● **Task instructions**
Write out every entry, unchanged. Skip any picture.
================================
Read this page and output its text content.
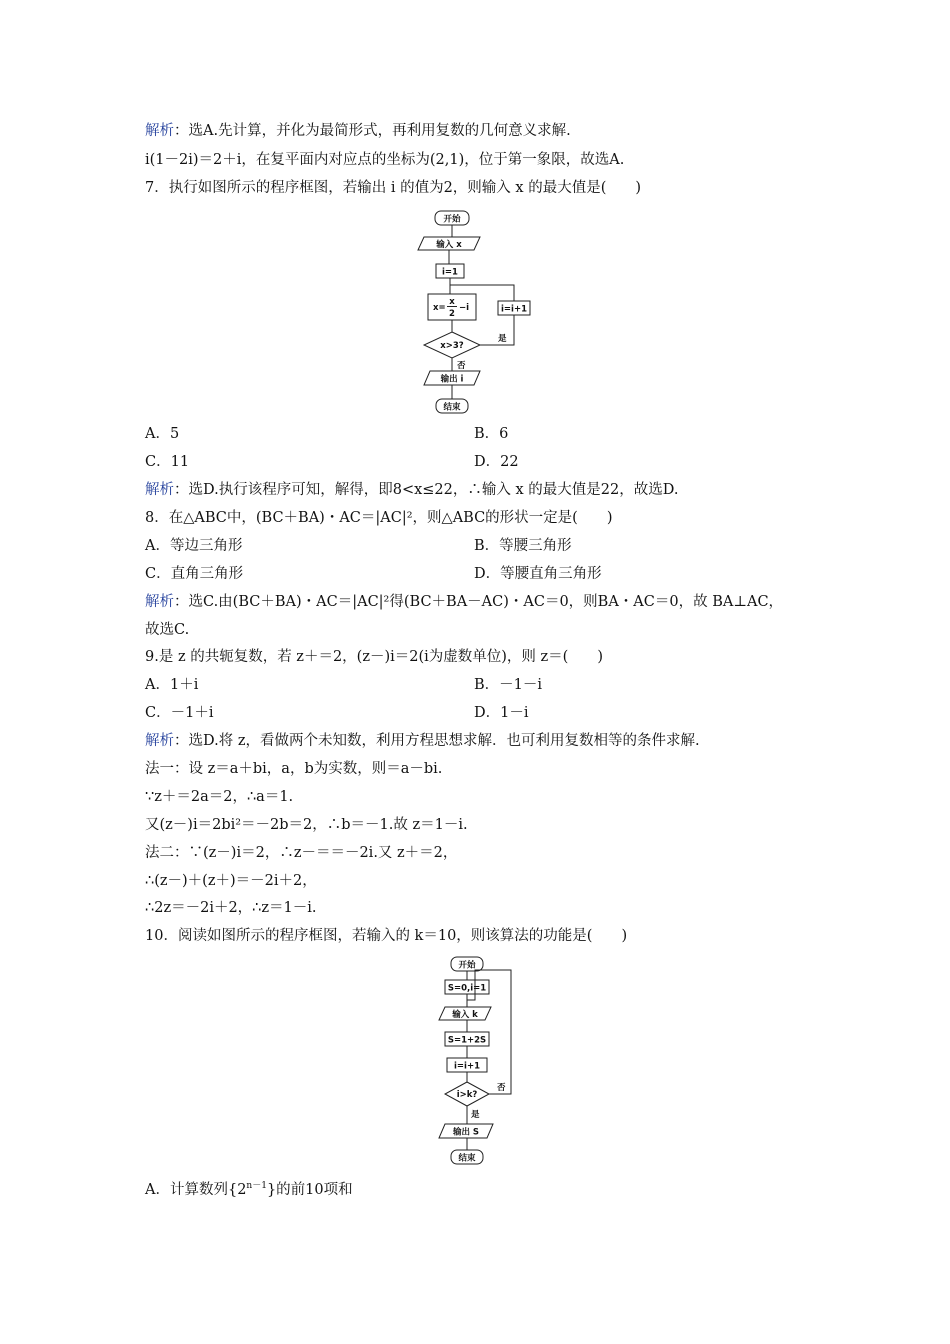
解析：选A.先计算，并化为最简形式，再利用复数的几何意义求解.
i(1－2i)＝2＋i，在复平面内对应点的坐标为(2,1)，位于第一象限，故选A.
7．执行如图所示的程序框图，若输出 i 的值为2，则输入 x 的最大值是(　　)
开始
输入 x
i=1
x=
x
2
−i	i=i+1
是
x>3?
否
输出 i
结束
A．5	B．6
C．11	D．22
解析：选D.执行该程序可知，解得，即8<x≤22，∴输入 x 的最大值是22，故选D.
8．在△ABC中，(BC＋BA)・AC＝|AC|²，则△ABC的形状一定是(　　)
A．等边三角形	B．等腰三角形
C．直角三角形	D．等腰直角三角形
解析：选C.由(BC＋BA)・AC＝|AC|²得(BC＋BA－AC)・AC＝0，则BA・AC＝0，故 BA⊥AC，
故选C.
9.是 z 的共轭复数，若 z＋＝2，(z－)i＝2(i为虚数单位)，则 z＝(　　)
A．1＋i	B．－1－i
C．－1＋i	D．1－i
解析：选D.将 z，看做两个未知数，利用方程思想求解．也可利用复数相等的条件求解.
法一：设 z＝a＋bi，a，b为实数，则＝a－bi.
∵z＋＝2a＝2，∴a＝1.
又(z－)i＝2bi²＝－2b＝2，∴b＝－1.故 z＝1－i.
法二：∵(z－)i＝2，∴z－＝＝－2i.又 z＋＝2，
∴(z－)＋(z＋)＝－2i＋2，
∴2z＝－2i＋2，∴z＝1－i.
10．阅读如图所示的程序框图，若输入的 k＝10，则该算法的功能是(　　)
开始
S=0,i=1
输入 k
S=1+2S
i=i+1
i>k?
否
是
输出 S
结束
A．计算数列$\{2^{n-1}\}$的前10项和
================================
● **Exercise output**
Read this page and output its text content.
解析：选A.先计算，并化为最简形式，再利用复数的几何意义求解.
i(1－2i)＝2＋i，在复平面内对应点的坐标为(2,1)，位于第一象限，故选A.
7．执行如图所示的程序框图，若输出 i 的值为2，则输入 x 的最大值是(　　)
开始
输入 x
i=1
x=
x
2
−i	i=i+1
是
x>3?
否
输出 i
结束
A．5	B．6
C．11	D．22
解析：选D.执行该程序可知，解得，即8<x≤22，∴输入 x 的最大值是22，故选D.
8．在△ABC中，(BC＋BA)・AC＝|AC|²，则△ABC的形状一定是(　　)
A．等边三角形	B．等腰三角形
C．直角三角形	D．等腰直角三角形
解析：选C.由(BC＋BA)・AC＝|AC|²得(BC＋BA－AC)・AC＝0，则BA・AC＝0，故 BA⊥AC，
故选C.
9.是 z 的共轭复数，若 z＋＝2，(z－)i＝2(i为虚数单位)，则 z＝(　　)
A．1＋i	B．－1－i
C．－1＋i	D．1－i
解析：选D.将 z，看做两个未知数，利用方程思想求解．也可利用复数相等的条件求解.
法一：设 z＝a＋bi，a，b为实数，则＝a－bi.
∵z＋＝2a＝2，∴a＝1.
又(z－)i＝2bi²＝－2b＝2，∴b＝－1.故 z＝1－i.
法二：∵(z－)i＝2，∴z－＝＝－2i.又 z＋＝2，
∴(z－)＋(z＋)＝－2i＋2，
∴2z＝－2i＋2，∴z＝1－i.
10．阅读如图所示的程序框图，若输入的 k＝10，则该算法的功能是(　　)
开始
S=0,i=1
输入 k
S=1+2S
i=i+1
i>k?
否
是
输出 S
结束
A．计算数列$\{2^{n-1}\}$的前10项和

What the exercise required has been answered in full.